━━ DATASET ENTRIES

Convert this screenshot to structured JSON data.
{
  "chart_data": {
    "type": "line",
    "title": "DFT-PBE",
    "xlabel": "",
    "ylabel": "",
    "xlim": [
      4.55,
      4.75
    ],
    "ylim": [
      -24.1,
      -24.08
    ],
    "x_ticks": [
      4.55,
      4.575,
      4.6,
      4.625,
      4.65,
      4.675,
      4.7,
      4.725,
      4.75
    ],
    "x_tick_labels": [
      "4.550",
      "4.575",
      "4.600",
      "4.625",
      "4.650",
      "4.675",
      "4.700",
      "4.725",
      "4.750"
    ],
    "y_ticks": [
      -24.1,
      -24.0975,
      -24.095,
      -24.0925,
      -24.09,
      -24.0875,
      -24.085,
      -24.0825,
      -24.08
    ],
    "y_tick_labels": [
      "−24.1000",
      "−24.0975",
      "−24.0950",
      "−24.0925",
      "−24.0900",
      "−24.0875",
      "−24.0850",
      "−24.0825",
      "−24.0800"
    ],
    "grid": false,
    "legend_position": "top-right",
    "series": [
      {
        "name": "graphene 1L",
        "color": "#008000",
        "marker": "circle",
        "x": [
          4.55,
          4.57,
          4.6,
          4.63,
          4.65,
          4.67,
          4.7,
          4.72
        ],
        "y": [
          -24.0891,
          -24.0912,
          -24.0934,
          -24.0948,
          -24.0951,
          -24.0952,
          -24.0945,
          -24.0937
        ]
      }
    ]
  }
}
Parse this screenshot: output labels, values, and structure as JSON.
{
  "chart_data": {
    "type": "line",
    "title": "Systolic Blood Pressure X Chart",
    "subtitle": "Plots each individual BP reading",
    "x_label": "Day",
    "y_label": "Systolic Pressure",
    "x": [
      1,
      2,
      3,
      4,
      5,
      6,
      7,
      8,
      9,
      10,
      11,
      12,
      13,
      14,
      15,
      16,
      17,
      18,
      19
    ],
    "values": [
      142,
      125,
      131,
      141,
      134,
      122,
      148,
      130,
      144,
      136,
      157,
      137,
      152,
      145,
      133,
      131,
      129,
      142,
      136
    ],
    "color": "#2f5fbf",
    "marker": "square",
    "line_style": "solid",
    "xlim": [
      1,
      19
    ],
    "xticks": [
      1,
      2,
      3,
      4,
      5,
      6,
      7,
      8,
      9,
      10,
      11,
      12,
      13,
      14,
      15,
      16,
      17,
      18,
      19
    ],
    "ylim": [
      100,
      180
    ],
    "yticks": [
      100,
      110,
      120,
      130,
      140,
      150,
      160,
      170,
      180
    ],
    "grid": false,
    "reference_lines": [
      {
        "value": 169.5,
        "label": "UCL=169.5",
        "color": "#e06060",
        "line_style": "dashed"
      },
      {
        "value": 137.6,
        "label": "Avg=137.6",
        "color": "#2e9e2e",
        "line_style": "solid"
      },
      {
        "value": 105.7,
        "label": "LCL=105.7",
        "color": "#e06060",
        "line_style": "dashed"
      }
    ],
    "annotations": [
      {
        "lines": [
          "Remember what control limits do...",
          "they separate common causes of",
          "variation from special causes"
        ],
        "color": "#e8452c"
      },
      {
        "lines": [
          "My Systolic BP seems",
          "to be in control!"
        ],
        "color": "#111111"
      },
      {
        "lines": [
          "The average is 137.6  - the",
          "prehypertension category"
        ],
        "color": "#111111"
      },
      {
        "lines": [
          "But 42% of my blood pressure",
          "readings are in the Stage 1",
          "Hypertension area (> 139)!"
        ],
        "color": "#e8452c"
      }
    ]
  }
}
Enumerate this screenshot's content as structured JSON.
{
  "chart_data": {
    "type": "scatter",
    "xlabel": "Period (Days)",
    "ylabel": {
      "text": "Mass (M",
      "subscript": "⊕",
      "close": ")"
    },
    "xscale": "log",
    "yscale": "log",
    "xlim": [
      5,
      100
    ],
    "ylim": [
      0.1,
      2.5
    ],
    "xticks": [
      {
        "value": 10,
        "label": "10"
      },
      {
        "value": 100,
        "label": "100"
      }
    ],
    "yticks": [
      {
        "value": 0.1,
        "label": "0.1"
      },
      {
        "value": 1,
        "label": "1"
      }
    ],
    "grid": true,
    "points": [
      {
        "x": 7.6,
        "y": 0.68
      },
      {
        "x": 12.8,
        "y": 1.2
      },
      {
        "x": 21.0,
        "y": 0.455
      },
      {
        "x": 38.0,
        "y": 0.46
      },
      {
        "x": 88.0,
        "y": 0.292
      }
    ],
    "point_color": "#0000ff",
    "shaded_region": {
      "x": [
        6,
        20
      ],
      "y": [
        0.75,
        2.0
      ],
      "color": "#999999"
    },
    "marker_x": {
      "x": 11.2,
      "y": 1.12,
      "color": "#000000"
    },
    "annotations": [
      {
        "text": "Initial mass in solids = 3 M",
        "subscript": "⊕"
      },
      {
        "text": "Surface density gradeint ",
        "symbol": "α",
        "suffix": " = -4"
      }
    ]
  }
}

━━━━

__WORK INSTRUCTIONS__.
Reproduce the records above exactly.

__EXPECTED ANSWER__.
Convert this screenshot to structured JSON data.
{
  "chart_data": {
    "type": "line",
    "title": "DFT-PBE",
    "xlabel": "",
    "ylabel": "",
    "xlim": [
      4.55,
      4.75
    ],
    "ylim": [
      -24.1,
      -24.08
    ],
    "x_ticks": [
      4.55,
      4.575,
      4.6,
      4.625,
      4.65,
      4.675,
      4.7,
      4.725,
      4.75
    ],
    "x_tick_labels": [
      "4.550",
      "4.575",
      "4.600",
      "4.625",
      "4.650",
      "4.675",
      "4.700",
      "4.725",
      "4.750"
    ],
    "y_ticks": [
      -24.1,
      -24.0975,
      -24.095,
      -24.0925,
      -24.09,
      -24.0875,
      -24.085,
      -24.0825,
      -24.08
    ],
    "y_tick_labels": [
      "−24.1000",
      "−24.0975",
      "−24.0950",
      "−24.0925",
      "−24.0900",
      "−24.0875",
      "−24.0850",
      "−24.0825",
      "−24.0800"
    ],
    "grid": false,
    "legend_position": "top-right",
    "series": [
      {
        "name": "graphene 1L",
        "color": "#008000",
        "marker": "circle",
        "x": [
          4.55,
          4.57,
          4.6,
          4.63,
          4.65,
          4.67,
          4.7,
          4.72
        ],
        "y": [
          -24.0891,
          -24.0912,
          -24.0934,
          -24.0948,
          -24.0951,
          -24.0952,
          -24.0945,
          -24.0937
        ]
      }
    ]
  }
}
Parse this screenshot: output labels, values, and structure as JSON.
{
  "chart_data": {
    "type": "line",
    "title": "Systolic Blood Pressure X Chart",
    "subtitle": "Plots each individual BP reading",
    "x_label": "Day",
    "y_label": "Systolic Pressure",
    "x": [
      1,
      2,
      3,
      4,
      5,
      6,
      7,
      8,
      9,
      10,
      11,
      12,
      13,
      14,
      15,
      16,
      17,
      18,
      19
    ],
    "values": [
      142,
      125,
      131,
      141,
      134,
      122,
      148,
      130,
      144,
      136,
      157,
      137,
      152,
      145,
      133,
      131,
      129,
      142,
      136
    ],
    "color": "#2f5fbf",
    "marker": "square",
    "line_style": "solid",
    "xlim": [
      1,
      19
    ],
    "xticks": [
      1,
      2,
      3,
      4,
      5,
      6,
      7,
      8,
      9,
      10,
      11,
      12,
      13,
      14,
      15,
      16,
      17,
      18,
      19
    ],
    "ylim": [
      100,
      180
    ],
    "yticks": [
      100,
      110,
      120,
      130,
      140,
      150,
      160,
      170,
      180
    ],
    "grid": false,
    "reference_lines": [
      {
        "value": 169.5,
        "label": "UCL=169.5",
        "color": "#e06060",
        "line_style": "dashed"
      },
      {
        "value": 137.6,
        "label": "Avg=137.6",
        "color": "#2e9e2e",
        "line_style": "solid"
      },
      {
        "value": 105.7,
        "label": "LCL=105.7",
        "color": "#e06060",
        "line_style": "dashed"
      }
    ],
    "annotations": [
      {
        "lines": [
          "Remember what control limits do...",
          "they separate common causes of",
          "variation from special causes"
        ],
        "color": "#e8452c"
      },
      {
        "lines": [
          "My Systolic BP seems",
          "to be in control!"
        ],
        "color": "#111111"
      },
      {
        "lines": [
          "The average is 137.6  - the",
          "prehypertension category"
        ],
        "color": "#111111"
      },
      {
        "lines": [
          "But 42% of my blood pressure",
          "readings are in the Stage 1",
          "Hypertension area (> 139)!"
        ],
        "color": "#e8452c"
      }
    ]
  }
}
Enumerate this screenshot's content as structured JSON.
{
  "chart_data": {
    "type": "scatter",
    "xlabel": "Period (Days)",
    "ylabel": {
      "text": "Mass (M",
      "subscript": "⊕",
      "close": ")"
    },
    "xscale": "log",
    "yscale": "log",
    "xlim": [
      5,
      100
    ],
    "ylim": [
      0.1,
      2.5
    ],
    "xticks": [
      {
        "value": 10,
        "label": "10"
      },
      {
        "value": 100,
        "label": "100"
      }
    ],
    "yticks": [
      {
        "value": 0.1,
        "label": "0.1"
      },
      {
        "value": 1,
        "label": "1"
      }
    ],
    "grid": true,
    "points": [
      {
        "x": 7.6,
        "y": 0.68
      },
      {
        "x": 12.8,
        "y": 1.2
      },
      {
        "x": 21.0,
        "y": 0.455
      },
      {
        "x": 38.0,
        "y": 0.46
      },
      {
        "x": 88.0,
        "y": 0.292
      }
    ],
    "point_color": "#0000ff",
    "shaded_region": {
      "x": [
        6,
        20
      ],
      "y": [
        0.75,
        2.0
      ],
      "color": "#999999"
    },
    "marker_x": {
      "x": 11.2,
      "y": 1.12,
      "color": "#000000"
    },
    "annotations": [
      {
        "text": "Initial mass in solids = 3 M",
        "subscript": "⊕"
      },
      {
        "text": "Surface density gradeint ",
        "symbol": "α",
        "suffix": " = -4"
      }
    ]
  }
}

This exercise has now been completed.